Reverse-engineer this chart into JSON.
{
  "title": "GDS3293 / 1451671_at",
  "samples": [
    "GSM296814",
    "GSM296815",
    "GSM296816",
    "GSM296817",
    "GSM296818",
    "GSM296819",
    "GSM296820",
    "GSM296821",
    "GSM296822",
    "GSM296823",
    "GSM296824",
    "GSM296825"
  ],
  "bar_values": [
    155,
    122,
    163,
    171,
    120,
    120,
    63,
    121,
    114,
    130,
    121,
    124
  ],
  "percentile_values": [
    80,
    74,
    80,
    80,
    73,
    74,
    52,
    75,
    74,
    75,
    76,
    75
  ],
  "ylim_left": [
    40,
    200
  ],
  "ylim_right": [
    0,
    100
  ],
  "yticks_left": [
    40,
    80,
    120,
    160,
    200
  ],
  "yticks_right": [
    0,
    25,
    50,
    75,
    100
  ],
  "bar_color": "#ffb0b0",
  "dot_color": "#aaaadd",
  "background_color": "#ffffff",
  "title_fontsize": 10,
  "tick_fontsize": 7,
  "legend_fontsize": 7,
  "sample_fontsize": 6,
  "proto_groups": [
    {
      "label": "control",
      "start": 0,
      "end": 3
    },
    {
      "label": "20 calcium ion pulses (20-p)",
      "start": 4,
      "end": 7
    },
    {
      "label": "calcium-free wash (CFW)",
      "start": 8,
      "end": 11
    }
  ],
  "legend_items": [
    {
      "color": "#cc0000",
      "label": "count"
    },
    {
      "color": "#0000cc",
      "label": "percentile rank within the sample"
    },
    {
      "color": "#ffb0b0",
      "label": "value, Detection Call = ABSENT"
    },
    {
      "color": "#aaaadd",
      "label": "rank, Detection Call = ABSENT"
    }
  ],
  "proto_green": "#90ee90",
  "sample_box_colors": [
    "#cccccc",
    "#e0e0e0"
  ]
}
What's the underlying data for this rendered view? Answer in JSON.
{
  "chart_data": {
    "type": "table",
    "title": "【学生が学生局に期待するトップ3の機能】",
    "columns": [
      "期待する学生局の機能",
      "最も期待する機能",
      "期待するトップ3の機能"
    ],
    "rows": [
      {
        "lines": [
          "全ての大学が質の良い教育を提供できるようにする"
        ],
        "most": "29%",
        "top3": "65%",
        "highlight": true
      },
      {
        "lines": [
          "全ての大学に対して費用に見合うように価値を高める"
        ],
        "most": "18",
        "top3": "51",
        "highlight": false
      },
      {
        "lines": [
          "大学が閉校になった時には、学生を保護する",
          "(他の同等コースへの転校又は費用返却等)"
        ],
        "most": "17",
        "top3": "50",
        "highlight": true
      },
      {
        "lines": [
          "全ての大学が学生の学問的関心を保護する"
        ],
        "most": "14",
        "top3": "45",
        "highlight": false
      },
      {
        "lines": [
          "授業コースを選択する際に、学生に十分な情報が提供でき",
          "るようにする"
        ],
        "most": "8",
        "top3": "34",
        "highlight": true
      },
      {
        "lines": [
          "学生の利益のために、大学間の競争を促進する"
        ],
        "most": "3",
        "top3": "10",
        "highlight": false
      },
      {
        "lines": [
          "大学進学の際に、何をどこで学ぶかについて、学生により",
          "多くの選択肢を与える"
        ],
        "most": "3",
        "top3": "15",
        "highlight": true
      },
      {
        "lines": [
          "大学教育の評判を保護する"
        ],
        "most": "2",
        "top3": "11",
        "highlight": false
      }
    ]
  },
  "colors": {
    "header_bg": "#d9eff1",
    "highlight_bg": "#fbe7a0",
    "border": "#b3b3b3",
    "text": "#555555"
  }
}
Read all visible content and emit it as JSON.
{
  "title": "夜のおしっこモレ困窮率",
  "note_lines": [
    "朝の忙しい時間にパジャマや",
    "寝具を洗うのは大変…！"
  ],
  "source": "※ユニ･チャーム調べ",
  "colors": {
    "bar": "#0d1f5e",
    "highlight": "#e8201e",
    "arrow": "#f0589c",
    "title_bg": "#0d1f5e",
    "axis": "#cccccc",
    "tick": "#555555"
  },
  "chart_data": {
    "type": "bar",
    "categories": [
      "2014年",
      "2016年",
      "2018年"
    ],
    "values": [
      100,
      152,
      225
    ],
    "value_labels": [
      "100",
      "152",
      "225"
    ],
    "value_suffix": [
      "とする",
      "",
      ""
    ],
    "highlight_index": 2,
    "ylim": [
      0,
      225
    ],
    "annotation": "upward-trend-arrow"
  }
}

* * *

Give back the whole listing exactly as it reads.

Reverse-engineer this chart into JSON.
{
  "title": "GDS3293 / 1451671_at",
  "samples": [
    "GSM296814",
    "GSM296815",
    "GSM296816",
    "GSM296817",
    "GSM296818",
    "GSM296819",
    "GSM296820",
    "GSM296821",
    "GSM296822",
    "GSM296823",
    "GSM296824",
    "GSM296825"
  ],
  "bar_values": [
    155,
    122,
    163,
    171,
    120,
    120,
    63,
    121,
    114,
    130,
    121,
    124
  ],
  "percentile_values": [
    80,
    74,
    80,
    80,
    73,
    74,
    52,
    75,
    74,
    75,
    76,
    75
  ],
  "ylim_left": [
    40,
    200
  ],
  "ylim_right": [
    0,
    100
  ],
  "yticks_left": [
    40,
    80,
    120,
    160,
    200
  ],
  "yticks_right": [
    0,
    25,
    50,
    75,
    100
  ],
  "bar_color": "#ffb0b0",
  "dot_color": "#aaaadd",
  "background_color": "#ffffff",
  "title_fontsize": 10,
  "tick_fontsize": 7,
  "legend_fontsize": 7,
  "sample_fontsize": 6,
  "proto_groups": [
    {
      "label": "control",
      "start": 0,
      "end": 3
    },
    {
      "label": "20 calcium ion pulses (20-p)",
      "start": 4,
      "end": 7
    },
    {
      "label": "calcium-free wash (CFW)",
      "start": 8,
      "end": 11
    }
  ],
  "legend_items": [
    {
      "color": "#cc0000",
      "label": "count"
    },
    {
      "color": "#0000cc",
      "label": "percentile rank within the sample"
    },
    {
      "color": "#ffb0b0",
      "label": "value, Detection Call = ABSENT"
    },
    {
      "color": "#aaaadd",
      "label": "rank, Detection Call = ABSENT"
    }
  ],
  "proto_green": "#90ee90",
  "sample_box_colors": [
    "#cccccc",
    "#e0e0e0"
  ]
}
What's the underlying data for this rendered view? Answer in JSON.
{
  "chart_data": {
    "type": "table",
    "title": "【学生が学生局に期待するトップ3の機能】",
    "columns": [
      "期待する学生局の機能",
      "最も期待する機能",
      "期待するトップ3の機能"
    ],
    "rows": [
      {
        "lines": [
          "全ての大学が質の良い教育を提供できるようにする"
        ],
        "most": "29%",
        "top3": "65%",
        "highlight": true
      },
      {
        "lines": [
          "全ての大学に対して費用に見合うように価値を高める"
        ],
        "most": "18",
        "top3": "51",
        "highlight": false
      },
      {
        "lines": [
          "大学が閉校になった時には、学生を保護する",
          "(他の同等コースへの転校又は費用返却等)"
        ],
        "most": "17",
        "top3": "50",
        "highlight": true
      },
      {
        "lines": [
          "全ての大学が学生の学問的関心を保護する"
        ],
        "most": "14",
        "top3": "45",
        "highlight": false
      },
      {
        "lines": [
          "授業コースを選択する際に、学生に十分な情報が提供でき",
          "るようにする"
        ],
        "most": "8",
        "top3": "34",
        "highlight": true
      },
      {
        "lines": [
          "学生の利益のために、大学間の競争を促進する"
        ],
        "most": "3",
        "top3": "10",
        "highlight": false
      },
      {
        "lines": [
          "大学進学の際に、何をどこで学ぶかについて、学生により",
          "多くの選択肢を与える"
        ],
        "most": "3",
        "top3": "15",
        "highlight": true
      },
      {
        "lines": [
          "大学教育の評判を保護する"
        ],
        "most": "2",
        "top3": "11",
        "highlight": false
      }
    ]
  },
  "colors": {
    "header_bg": "#d9eff1",
    "highlight_bg": "#fbe7a0",
    "border": "#b3b3b3",
    "text": "#555555"
  }
}
Read all visible content and emit it as JSON.
{
  "title": "夜のおしっこモレ困窮率",
  "note_lines": [
    "朝の忙しい時間にパジャマや",
    "寝具を洗うのは大変…！"
  ],
  "source": "※ユニ･チャーム調べ",
  "colors": {
    "bar": "#0d1f5e",
    "highlight": "#e8201e",
    "arrow": "#f0589c",
    "title_bg": "#0d1f5e",
    "axis": "#cccccc",
    "tick": "#555555"
  },
  "chart_data": {
    "type": "bar",
    "categories": [
      "2014年",
      "2016年",
      "2018年"
    ],
    "values": [
      100,
      152,
      225
    ],
    "value_labels": [
      "100",
      "152",
      "225"
    ],
    "value_suffix": [
      "とする",
      "",
      ""
    ],
    "highlight_index": 2,
    "ylim": [
      0,
      225
    ],
    "annotation": "upward-trend-arrow"
  }
}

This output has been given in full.